== INPUT MATERIAL ==
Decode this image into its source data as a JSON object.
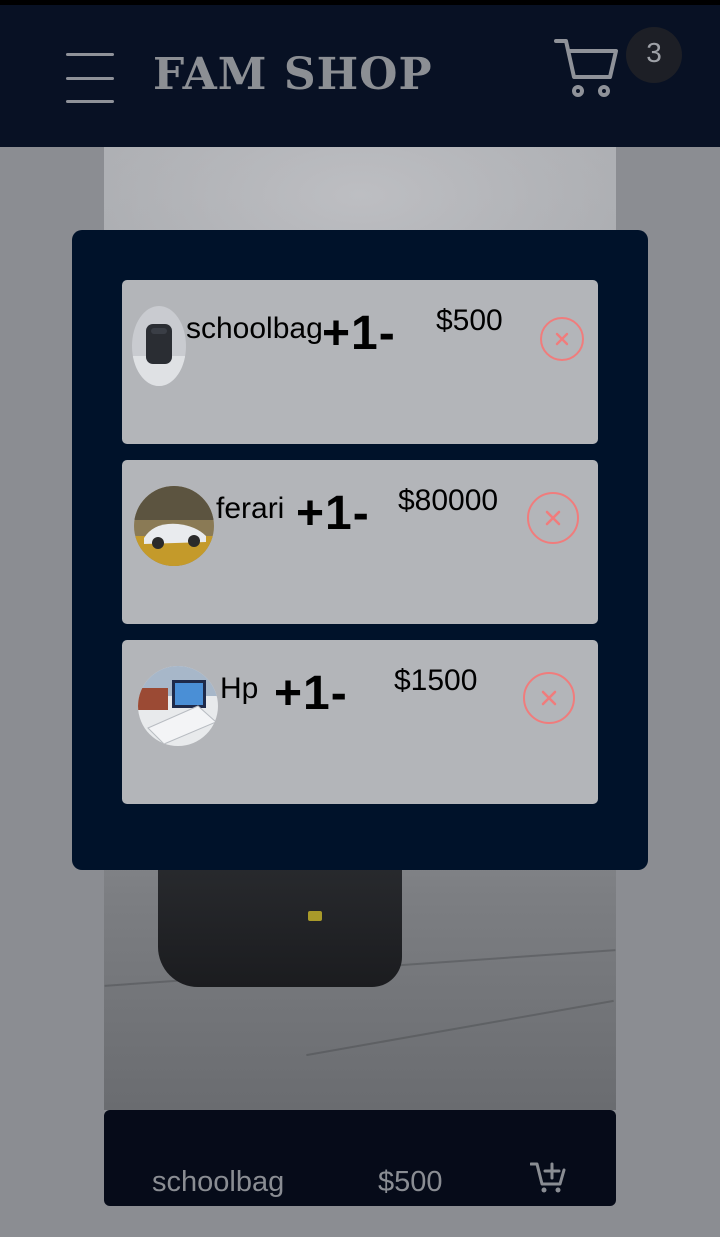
{
  "header": {
    "brand": "FAM SHOP",
    "cart_count": "3",
    "menu_icon": "hamburger-menu-icon",
    "cart_icon": "shopping-cart-icon"
  },
  "product": {
    "name": "schoolbag",
    "price": "$500",
    "add_icon": "add-to-cart-icon"
  },
  "cart": {
    "items": [
      {
        "name": "schoolbag",
        "plus": "+",
        "qty": "1",
        "minus": "-",
        "price": "$500",
        "remove_icon": "close-circle-icon"
      },
      {
        "name": "ferari",
        "plus": "+",
        "qty": "1",
        "minus": "-",
        "price": "$80000",
        "remove_icon": "close-circle-icon"
      },
      {
        "name": "Hp",
        "plus": "+",
        "qty": "1",
        "minus": "-",
        "price": "$1500",
        "remove_icon": "close-circle-icon"
      }
    ]
  },
  "colors": {
    "header_bg": "#081124",
    "modal_bg": "#00122a",
    "card_bg": "#b3b5b9",
    "remove_accent": "#f07c7c"
  }
}
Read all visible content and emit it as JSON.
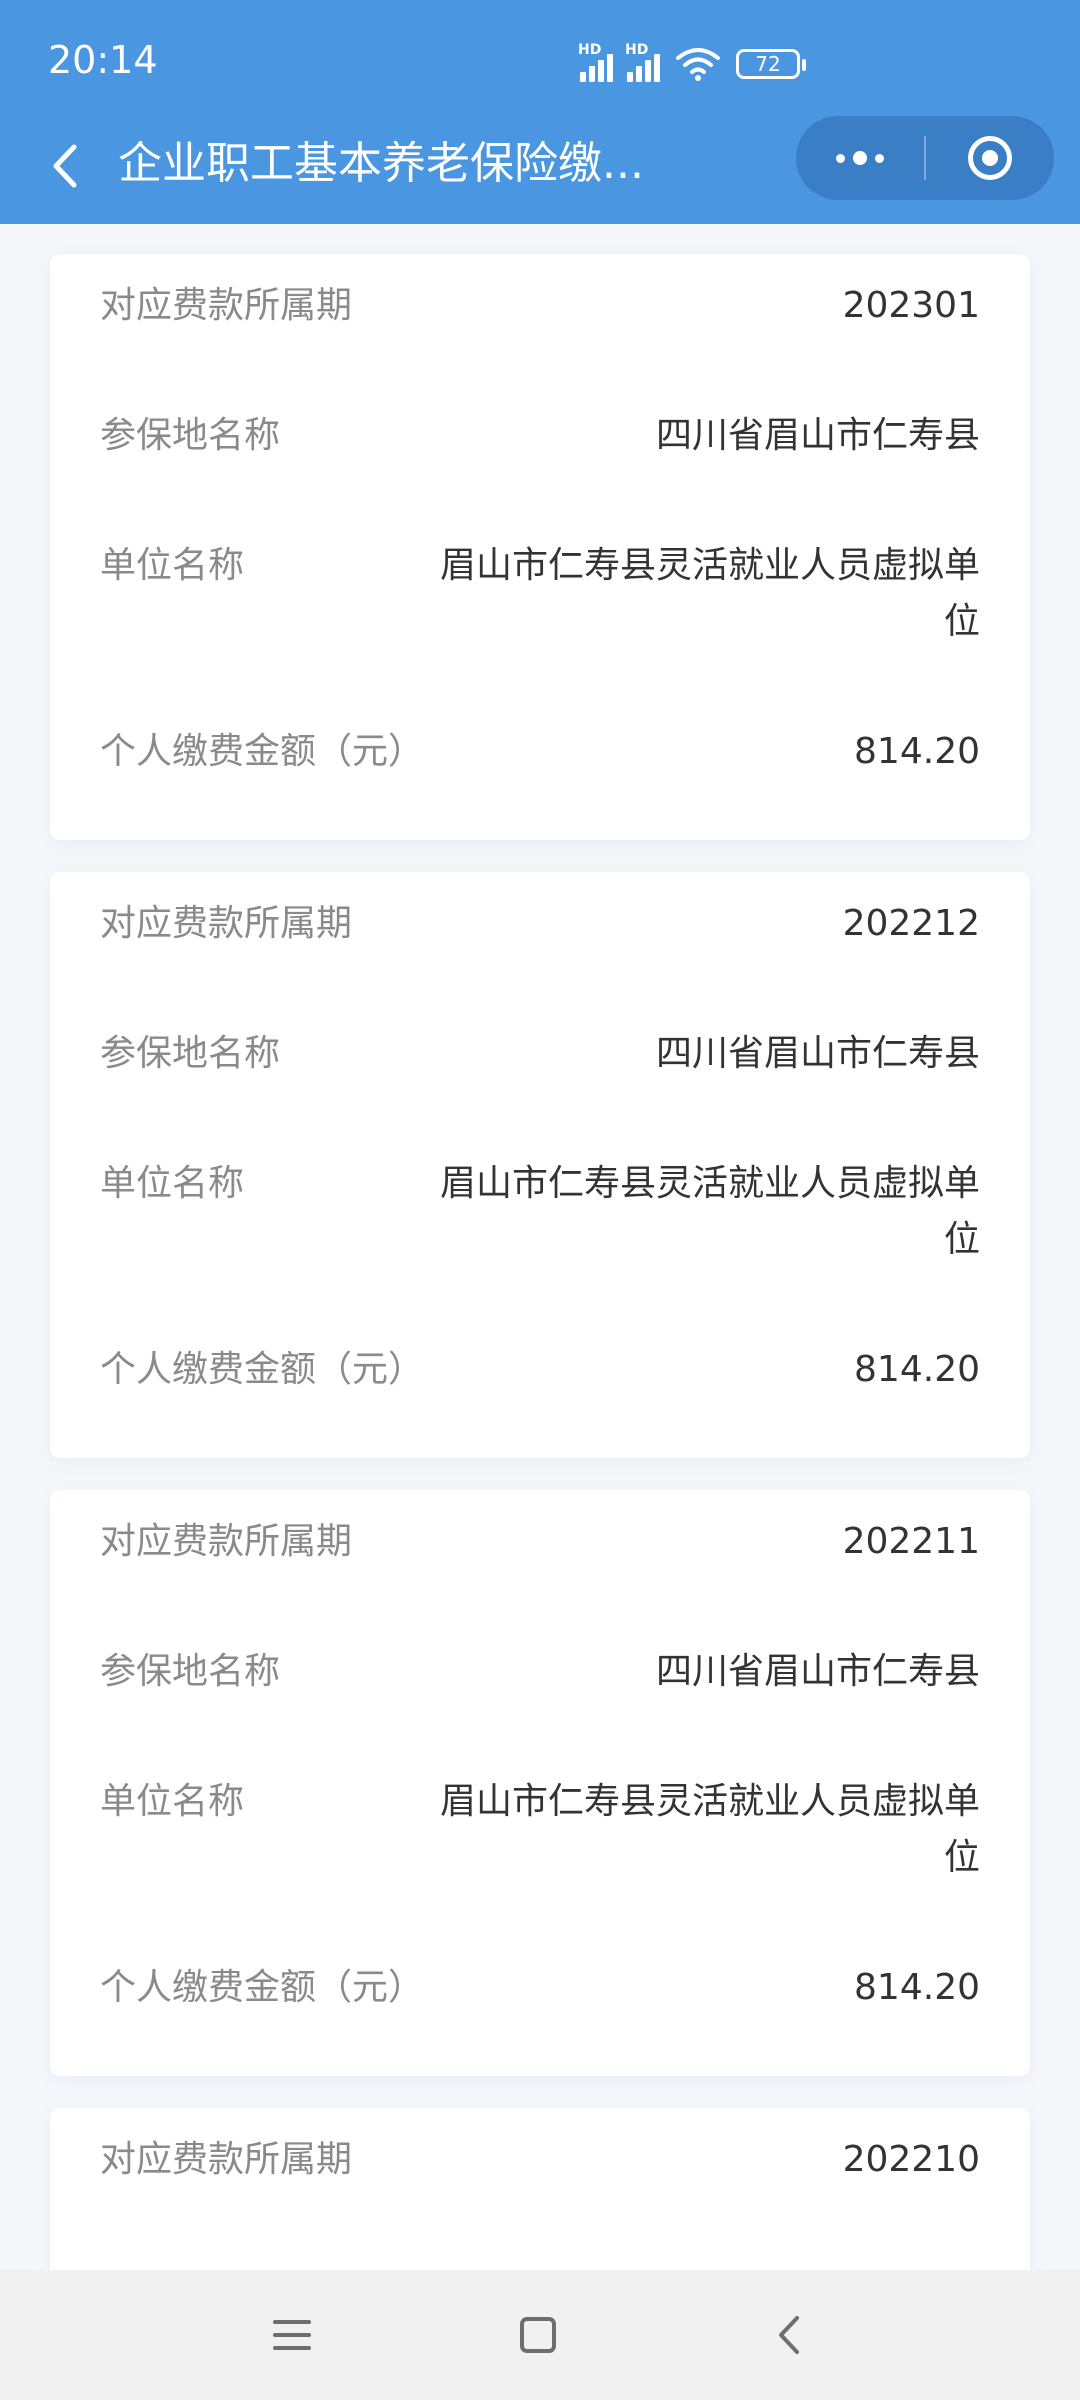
{
  "status_bar": {
    "time": "20:14",
    "battery": "72",
    "signal_badge": "HD"
  },
  "nav": {
    "title": "企业职工基本养老保险缴...",
    "accent_color": "#4b96e0"
  },
  "icons": {
    "back": "back-icon",
    "more": "more-icon",
    "close": "close-target-icon",
    "menu": "menu-icon",
    "home": "home-icon",
    "nav_back": "nav-back-icon"
  },
  "records": [
    {
      "period_label": "对应费款所属期",
      "period": "202301",
      "place_label": "参保地名称",
      "place": "四川省眉山市仁寿县",
      "unit_label": "单位名称",
      "unit": "眉山市仁寿县灵活就业人员虚拟单位",
      "amount_label": "个人缴费金额（元）",
      "amount": "814.20"
    },
    {
      "period_label": "对应费款所属期",
      "period": "202212",
      "place_label": "参保地名称",
      "place": "四川省眉山市仁寿县",
      "unit_label": "单位名称",
      "unit": "眉山市仁寿县灵活就业人员虚拟单位",
      "amount_label": "个人缴费金额（元）",
      "amount": "814.20"
    },
    {
      "period_label": "对应费款所属期",
      "period": "202211",
      "place_label": "参保地名称",
      "place": "四川省眉山市仁寿县",
      "unit_label": "单位名称",
      "unit": "眉山市仁寿县灵活就业人员虚拟单位",
      "amount_label": "个人缴费金额（元）",
      "amount": "814.20"
    },
    {
      "period_label": "对应费款所属期",
      "period": "202210"
    }
  ]
}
===
> DESCRIPTION OF THE TASK
Each entry gets copied exactly; the pictures stay out.

> RESULT BELOW
Decode this image into its source data as a JSON object.
{
  "header": {
    "brand": "FAM SHOP",
    "cart_count": "3",
    "menu_icon": "hamburger-menu-icon",
    "cart_icon": "shopping-cart-icon"
  },
  "product": {
    "name": "schoolbag",
    "price": "$500",
    "add_icon": "add-to-cart-icon"
  },
  "cart": {
    "items": [
      {
        "name": "schoolbag",
        "plus": "+",
        "qty": "1",
        "minus": "-",
        "price": "$500",
        "remove_icon": "close-circle-icon"
      },
      {
        "name": "ferari",
        "plus": "+",
        "qty": "1",
        "minus": "-",
        "price": "$80000",
        "remove_icon": "close-circle-icon"
      },
      {
        "name": "Hp",
        "plus": "+",
        "qty": "1",
        "minus": "-",
        "price": "$1500",
        "remove_icon": "close-circle-icon"
      }
    ]
  },
  "colors": {
    "header_bg": "#081124",
    "modal_bg": "#00122a",
    "card_bg": "#b3b5b9",
    "remove_accent": "#f07c7c"
  }
}
Read all visible content and emit it as JSON.
{
  "status_bar": {
    "time": "20:14",
    "battery": "72",
    "signal_badge": "HD"
  },
  "nav": {
    "title": "企业职工基本养老保险缴...",
    "accent_color": "#4b96e0"
  },
  "icons": {
    "back": "back-icon",
    "more": "more-icon",
    "close": "close-target-icon",
    "menu": "menu-icon",
    "home": "home-icon",
    "nav_back": "nav-back-icon"
  },
  "records": [
    {
      "period_label": "对应费款所属期",
      "period": "202301",
      "place_label": "参保地名称",
      "place": "四川省眉山市仁寿县",
      "unit_label": "单位名称",
      "unit": "眉山市仁寿县灵活就业人员虚拟单位",
      "amount_label": "个人缴费金额（元）",
      "amount": "814.20"
    },
    {
      "period_label": "对应费款所属期",
      "period": "202212",
      "place_label": "参保地名称",
      "place": "四川省眉山市仁寿县",
      "unit_label": "单位名称",
      "unit": "眉山市仁寿县灵活就业人员虚拟单位",
      "amount_label": "个人缴费金额（元）",
      "amount": "814.20"
    },
    {
      "period_label": "对应费款所属期",
      "period": "202211",
      "place_label": "参保地名称",
      "place": "四川省眉山市仁寿县",
      "unit_label": "单位名称",
      "unit": "眉山市仁寿县灵活就业人员虚拟单位",
      "amount_label": "个人缴费金额（元）",
      "amount": "814.20"
    },
    {
      "period_label": "对应费款所属期",
      "period": "202210"
    }
  ]
}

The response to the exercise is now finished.